Document excerpt:
━━━━━━━━

Monash University 3 mins read

Monash University received honourable recognition at the 2023 Good Design Awards, winning a total of 11 awards, the highest number achieved for the university.

Now in its 65th year, the Australian Good Design Awards has a legacy of recognising, rewarding, and celebrating groundbreaking design and innovation, acknowledged as one of the most respected honours in the country.

Monash University’s Art, Design and Architecture (ADA) Design Health Collab’s Asthma nebuliser PALM took out a prestigious Good Design Award Gold and Best in Class in the Design Research category. The nebuliser reimagines the way chronic respiratory diseases are treated, using a personalised aerosol device. 

In a further testament to the strength of Monash’s research capabilities, an additional two projects won Good Design Award Gold in the Design Research category – a prestigious accolade presented to the top five projects in each category. These include the City Sensing Data Futures report and the Smart Home for Seniors documentary, both from the Emerging Technologies Research Lab.

Professor Mel Dodd, Interim Dean of ADA spoke of the achievement, “I am so proud of the impact that our researchers, practitioners, students and collaborators continue to achieve.”

“These awards demonstrate the calibre of our faculty’s research and teaching across a broad range of disciplines as well as the importance of bridging the gap between academia, industry and wider society as we respond to the challenges of our time,” Professor Dodd said.

━━━━━━━━

Supplied data:
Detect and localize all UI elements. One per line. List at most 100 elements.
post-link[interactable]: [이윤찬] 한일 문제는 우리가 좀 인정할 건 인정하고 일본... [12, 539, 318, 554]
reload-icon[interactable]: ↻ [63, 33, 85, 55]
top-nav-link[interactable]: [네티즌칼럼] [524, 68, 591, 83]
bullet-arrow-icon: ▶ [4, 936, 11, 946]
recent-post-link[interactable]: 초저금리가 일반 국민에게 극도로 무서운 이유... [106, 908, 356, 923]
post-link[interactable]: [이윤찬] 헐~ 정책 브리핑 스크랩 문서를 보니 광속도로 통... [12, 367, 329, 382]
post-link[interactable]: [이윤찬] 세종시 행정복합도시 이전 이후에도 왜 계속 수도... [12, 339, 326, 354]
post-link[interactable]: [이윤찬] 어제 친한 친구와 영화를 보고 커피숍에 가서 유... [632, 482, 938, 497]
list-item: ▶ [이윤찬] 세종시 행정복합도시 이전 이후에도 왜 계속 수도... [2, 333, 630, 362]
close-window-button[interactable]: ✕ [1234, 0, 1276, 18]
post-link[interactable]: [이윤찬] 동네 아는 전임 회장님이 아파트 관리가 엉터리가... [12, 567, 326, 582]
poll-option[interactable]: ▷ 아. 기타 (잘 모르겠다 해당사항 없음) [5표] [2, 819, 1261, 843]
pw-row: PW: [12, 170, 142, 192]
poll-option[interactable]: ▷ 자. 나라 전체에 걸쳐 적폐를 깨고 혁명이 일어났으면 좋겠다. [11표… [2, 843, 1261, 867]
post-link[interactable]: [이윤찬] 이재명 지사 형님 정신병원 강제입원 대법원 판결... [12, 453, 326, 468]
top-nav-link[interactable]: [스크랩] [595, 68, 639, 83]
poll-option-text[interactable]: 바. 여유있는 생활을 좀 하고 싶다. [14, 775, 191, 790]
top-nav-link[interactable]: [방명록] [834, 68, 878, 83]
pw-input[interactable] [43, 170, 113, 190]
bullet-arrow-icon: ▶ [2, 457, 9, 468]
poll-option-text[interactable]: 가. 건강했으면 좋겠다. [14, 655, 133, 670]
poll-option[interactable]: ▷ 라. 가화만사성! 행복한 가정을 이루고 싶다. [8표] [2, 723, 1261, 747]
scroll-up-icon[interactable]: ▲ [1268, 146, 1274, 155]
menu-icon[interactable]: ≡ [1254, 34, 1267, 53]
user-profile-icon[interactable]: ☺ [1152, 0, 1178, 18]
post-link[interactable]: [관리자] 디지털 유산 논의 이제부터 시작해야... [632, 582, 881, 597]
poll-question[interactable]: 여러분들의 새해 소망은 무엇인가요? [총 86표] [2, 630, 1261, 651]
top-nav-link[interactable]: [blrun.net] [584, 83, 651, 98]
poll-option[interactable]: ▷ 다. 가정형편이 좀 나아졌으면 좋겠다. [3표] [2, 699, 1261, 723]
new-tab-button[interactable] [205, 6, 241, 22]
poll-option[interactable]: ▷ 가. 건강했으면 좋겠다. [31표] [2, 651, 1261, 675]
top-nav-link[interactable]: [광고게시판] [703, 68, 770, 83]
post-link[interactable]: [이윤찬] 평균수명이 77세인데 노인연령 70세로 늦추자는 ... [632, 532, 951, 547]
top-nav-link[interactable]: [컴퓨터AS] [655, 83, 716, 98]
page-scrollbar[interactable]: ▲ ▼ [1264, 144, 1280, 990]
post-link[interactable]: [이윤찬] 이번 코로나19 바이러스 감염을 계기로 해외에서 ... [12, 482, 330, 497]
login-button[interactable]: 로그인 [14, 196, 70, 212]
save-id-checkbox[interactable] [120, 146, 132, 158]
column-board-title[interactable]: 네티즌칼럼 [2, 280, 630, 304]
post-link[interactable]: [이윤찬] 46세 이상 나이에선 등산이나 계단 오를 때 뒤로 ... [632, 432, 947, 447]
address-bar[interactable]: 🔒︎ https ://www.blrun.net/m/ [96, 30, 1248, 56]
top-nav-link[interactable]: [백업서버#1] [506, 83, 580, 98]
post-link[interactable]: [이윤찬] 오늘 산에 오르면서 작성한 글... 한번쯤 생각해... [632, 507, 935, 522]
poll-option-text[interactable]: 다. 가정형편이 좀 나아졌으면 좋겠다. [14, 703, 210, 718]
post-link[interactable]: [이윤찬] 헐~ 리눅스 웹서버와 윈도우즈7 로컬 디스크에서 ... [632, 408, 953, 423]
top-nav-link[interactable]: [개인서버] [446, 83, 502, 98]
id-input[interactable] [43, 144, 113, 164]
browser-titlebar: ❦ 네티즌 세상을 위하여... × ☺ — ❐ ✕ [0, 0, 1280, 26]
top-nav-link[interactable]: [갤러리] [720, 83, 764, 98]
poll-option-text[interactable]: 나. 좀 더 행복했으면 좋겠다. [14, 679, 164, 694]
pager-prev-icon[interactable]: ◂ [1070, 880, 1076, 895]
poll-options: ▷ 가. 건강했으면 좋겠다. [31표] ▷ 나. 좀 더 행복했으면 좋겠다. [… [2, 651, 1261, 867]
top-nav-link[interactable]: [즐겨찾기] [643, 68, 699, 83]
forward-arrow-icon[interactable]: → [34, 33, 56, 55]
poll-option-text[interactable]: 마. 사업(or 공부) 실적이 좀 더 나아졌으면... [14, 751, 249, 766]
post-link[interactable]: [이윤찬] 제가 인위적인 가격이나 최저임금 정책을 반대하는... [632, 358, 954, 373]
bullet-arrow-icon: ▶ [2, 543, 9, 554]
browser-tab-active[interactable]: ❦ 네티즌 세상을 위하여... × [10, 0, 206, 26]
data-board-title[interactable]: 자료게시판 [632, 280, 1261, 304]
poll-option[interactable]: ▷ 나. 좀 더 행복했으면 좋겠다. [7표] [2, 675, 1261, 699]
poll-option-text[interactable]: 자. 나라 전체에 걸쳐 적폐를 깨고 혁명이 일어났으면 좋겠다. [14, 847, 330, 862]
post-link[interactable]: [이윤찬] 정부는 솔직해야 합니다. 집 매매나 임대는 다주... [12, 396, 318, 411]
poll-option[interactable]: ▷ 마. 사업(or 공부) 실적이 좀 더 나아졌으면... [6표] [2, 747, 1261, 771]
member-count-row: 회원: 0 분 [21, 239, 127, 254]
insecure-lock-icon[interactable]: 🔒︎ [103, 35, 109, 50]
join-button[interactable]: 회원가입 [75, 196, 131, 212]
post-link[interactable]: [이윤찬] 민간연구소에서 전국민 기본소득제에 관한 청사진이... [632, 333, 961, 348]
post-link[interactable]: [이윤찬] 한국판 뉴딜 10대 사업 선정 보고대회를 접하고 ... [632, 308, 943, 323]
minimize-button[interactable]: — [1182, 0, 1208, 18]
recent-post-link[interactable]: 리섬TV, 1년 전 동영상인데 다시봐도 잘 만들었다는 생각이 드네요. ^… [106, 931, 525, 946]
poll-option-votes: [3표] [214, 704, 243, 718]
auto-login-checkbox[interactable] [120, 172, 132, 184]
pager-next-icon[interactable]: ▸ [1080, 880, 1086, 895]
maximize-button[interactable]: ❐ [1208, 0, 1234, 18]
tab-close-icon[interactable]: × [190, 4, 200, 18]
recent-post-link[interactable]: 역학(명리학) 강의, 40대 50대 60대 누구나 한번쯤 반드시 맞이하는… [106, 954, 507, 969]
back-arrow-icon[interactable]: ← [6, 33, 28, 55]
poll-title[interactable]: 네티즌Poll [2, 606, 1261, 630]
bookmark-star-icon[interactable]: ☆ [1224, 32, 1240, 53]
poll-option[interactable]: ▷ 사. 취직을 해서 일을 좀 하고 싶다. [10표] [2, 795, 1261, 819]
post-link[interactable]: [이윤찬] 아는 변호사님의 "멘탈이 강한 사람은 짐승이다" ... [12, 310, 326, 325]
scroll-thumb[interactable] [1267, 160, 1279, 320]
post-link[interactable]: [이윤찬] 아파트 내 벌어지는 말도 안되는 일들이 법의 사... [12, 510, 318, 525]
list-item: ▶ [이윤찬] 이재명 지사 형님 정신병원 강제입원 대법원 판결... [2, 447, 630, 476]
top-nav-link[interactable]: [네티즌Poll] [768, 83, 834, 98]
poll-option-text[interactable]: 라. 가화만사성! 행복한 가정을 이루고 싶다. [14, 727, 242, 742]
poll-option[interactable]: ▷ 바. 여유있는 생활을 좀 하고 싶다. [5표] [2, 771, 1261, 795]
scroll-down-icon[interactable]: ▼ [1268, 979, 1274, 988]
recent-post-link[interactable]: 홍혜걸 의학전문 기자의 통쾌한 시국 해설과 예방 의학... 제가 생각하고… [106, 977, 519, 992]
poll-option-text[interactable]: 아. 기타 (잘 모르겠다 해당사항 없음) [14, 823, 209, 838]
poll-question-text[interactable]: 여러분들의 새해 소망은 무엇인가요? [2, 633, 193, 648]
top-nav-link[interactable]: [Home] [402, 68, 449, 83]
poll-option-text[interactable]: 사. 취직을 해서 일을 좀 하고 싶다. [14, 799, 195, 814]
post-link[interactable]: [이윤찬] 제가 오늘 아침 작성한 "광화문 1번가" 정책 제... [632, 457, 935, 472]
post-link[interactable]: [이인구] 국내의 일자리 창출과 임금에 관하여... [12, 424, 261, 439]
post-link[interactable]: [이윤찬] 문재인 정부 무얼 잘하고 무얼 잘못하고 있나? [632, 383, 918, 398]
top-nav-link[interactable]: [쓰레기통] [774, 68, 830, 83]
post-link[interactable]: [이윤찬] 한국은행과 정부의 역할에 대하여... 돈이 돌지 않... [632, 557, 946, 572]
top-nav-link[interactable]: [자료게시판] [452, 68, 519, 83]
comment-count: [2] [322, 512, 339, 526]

━━━━━━━━

Using the information:
**A)** According to the passage on Monash University's 2023 Good Design Awards, how many awards did the university win?
**B)** Copy the part of the passage on Monash University's 2023 Good Design Awards starting with "Monash University 3" and going on through "in the country.".
None of the tasks use the records.

Per-task answers:
**A)** Monash University won 11 awards.

**B)**
Monash University 3 mins read

Monash University received honourable recognition at the 2023 Good Design Awards, winning a total of 11 awards, the highest number achieved for the university.

Now in its 65th year, the Australian Good Design Awards has a legacy of recognising, rewarding, and celebrating groundbreaking design and innovation, acknowledged as one of the most respected honours in the country.